======== Records for the task ========

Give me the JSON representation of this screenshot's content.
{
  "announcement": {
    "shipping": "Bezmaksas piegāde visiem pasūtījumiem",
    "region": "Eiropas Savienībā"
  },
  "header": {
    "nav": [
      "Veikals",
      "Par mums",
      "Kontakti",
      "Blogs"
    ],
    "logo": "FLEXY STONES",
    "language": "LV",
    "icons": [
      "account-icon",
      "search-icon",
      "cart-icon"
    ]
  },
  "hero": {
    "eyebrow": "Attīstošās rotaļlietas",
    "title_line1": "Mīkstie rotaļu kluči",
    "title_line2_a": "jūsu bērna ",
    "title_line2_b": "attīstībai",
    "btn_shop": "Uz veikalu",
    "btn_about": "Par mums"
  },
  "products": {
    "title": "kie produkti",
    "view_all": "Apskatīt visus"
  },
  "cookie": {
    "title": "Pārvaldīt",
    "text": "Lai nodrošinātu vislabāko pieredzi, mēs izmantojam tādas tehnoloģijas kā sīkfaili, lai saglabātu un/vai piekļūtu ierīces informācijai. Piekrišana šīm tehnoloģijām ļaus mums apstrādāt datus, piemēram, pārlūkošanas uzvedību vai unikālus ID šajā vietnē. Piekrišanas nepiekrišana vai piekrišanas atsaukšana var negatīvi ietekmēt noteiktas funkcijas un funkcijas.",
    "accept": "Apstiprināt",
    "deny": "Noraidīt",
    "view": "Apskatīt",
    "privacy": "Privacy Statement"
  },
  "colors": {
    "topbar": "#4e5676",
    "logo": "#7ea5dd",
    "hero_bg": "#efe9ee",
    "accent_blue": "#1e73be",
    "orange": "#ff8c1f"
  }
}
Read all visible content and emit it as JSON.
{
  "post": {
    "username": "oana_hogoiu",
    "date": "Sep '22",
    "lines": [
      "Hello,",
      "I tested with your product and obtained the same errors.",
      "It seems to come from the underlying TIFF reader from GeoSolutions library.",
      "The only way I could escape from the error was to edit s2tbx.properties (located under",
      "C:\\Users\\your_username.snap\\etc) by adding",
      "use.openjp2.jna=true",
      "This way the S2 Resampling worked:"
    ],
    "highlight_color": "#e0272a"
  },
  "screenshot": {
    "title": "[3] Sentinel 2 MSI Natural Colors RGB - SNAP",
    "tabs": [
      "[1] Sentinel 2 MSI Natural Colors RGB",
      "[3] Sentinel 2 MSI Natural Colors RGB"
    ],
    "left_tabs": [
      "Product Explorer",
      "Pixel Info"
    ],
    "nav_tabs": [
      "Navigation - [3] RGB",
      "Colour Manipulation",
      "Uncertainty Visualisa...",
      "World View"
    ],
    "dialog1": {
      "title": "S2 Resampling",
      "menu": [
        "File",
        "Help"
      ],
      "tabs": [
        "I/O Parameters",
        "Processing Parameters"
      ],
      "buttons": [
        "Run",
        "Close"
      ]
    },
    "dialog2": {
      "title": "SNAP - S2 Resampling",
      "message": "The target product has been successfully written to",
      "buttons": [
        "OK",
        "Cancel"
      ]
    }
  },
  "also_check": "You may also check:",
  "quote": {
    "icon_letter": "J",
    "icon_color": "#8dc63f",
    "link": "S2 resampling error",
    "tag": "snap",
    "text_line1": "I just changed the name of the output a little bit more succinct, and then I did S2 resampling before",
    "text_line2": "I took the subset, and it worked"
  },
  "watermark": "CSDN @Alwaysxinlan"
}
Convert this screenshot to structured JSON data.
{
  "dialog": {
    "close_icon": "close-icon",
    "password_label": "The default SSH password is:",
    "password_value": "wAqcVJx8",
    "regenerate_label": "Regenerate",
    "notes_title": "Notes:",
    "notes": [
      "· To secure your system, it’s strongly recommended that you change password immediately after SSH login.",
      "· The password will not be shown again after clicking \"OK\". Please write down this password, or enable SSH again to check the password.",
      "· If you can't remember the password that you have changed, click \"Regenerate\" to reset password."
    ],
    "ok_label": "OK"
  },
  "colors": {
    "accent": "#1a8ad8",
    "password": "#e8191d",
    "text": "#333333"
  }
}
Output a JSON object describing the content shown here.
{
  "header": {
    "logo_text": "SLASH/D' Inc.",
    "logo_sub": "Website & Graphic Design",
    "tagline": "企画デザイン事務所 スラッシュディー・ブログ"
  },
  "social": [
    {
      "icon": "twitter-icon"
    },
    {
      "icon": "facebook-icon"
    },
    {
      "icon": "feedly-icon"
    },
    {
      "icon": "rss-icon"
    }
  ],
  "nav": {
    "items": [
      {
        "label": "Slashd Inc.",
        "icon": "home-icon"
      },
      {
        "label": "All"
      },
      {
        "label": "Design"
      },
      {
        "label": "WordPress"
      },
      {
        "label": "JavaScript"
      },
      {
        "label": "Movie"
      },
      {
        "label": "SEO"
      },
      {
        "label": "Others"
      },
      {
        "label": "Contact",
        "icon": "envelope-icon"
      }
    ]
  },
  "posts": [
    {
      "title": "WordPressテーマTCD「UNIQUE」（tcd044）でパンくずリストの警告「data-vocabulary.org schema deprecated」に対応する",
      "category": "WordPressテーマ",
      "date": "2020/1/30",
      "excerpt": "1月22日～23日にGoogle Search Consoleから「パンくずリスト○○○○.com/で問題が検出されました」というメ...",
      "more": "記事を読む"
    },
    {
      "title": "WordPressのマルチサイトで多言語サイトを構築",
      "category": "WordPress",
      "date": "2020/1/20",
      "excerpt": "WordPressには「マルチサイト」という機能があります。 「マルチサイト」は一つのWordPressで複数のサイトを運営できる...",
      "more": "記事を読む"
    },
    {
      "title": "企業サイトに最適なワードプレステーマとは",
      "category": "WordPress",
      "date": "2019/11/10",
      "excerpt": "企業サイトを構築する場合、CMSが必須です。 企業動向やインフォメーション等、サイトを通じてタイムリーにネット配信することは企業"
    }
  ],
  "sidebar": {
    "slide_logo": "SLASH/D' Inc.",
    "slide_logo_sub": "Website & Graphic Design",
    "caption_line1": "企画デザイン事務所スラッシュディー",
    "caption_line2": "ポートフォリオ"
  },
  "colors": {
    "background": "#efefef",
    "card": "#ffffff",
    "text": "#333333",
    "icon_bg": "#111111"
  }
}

========

» Set problem: Extract all lines of the records above that include "screenshot".

» Problem solution:
Give me the JSON representation of this screenshot's content.
  "screenshot": {
Convert this screenshot to structured JSON data.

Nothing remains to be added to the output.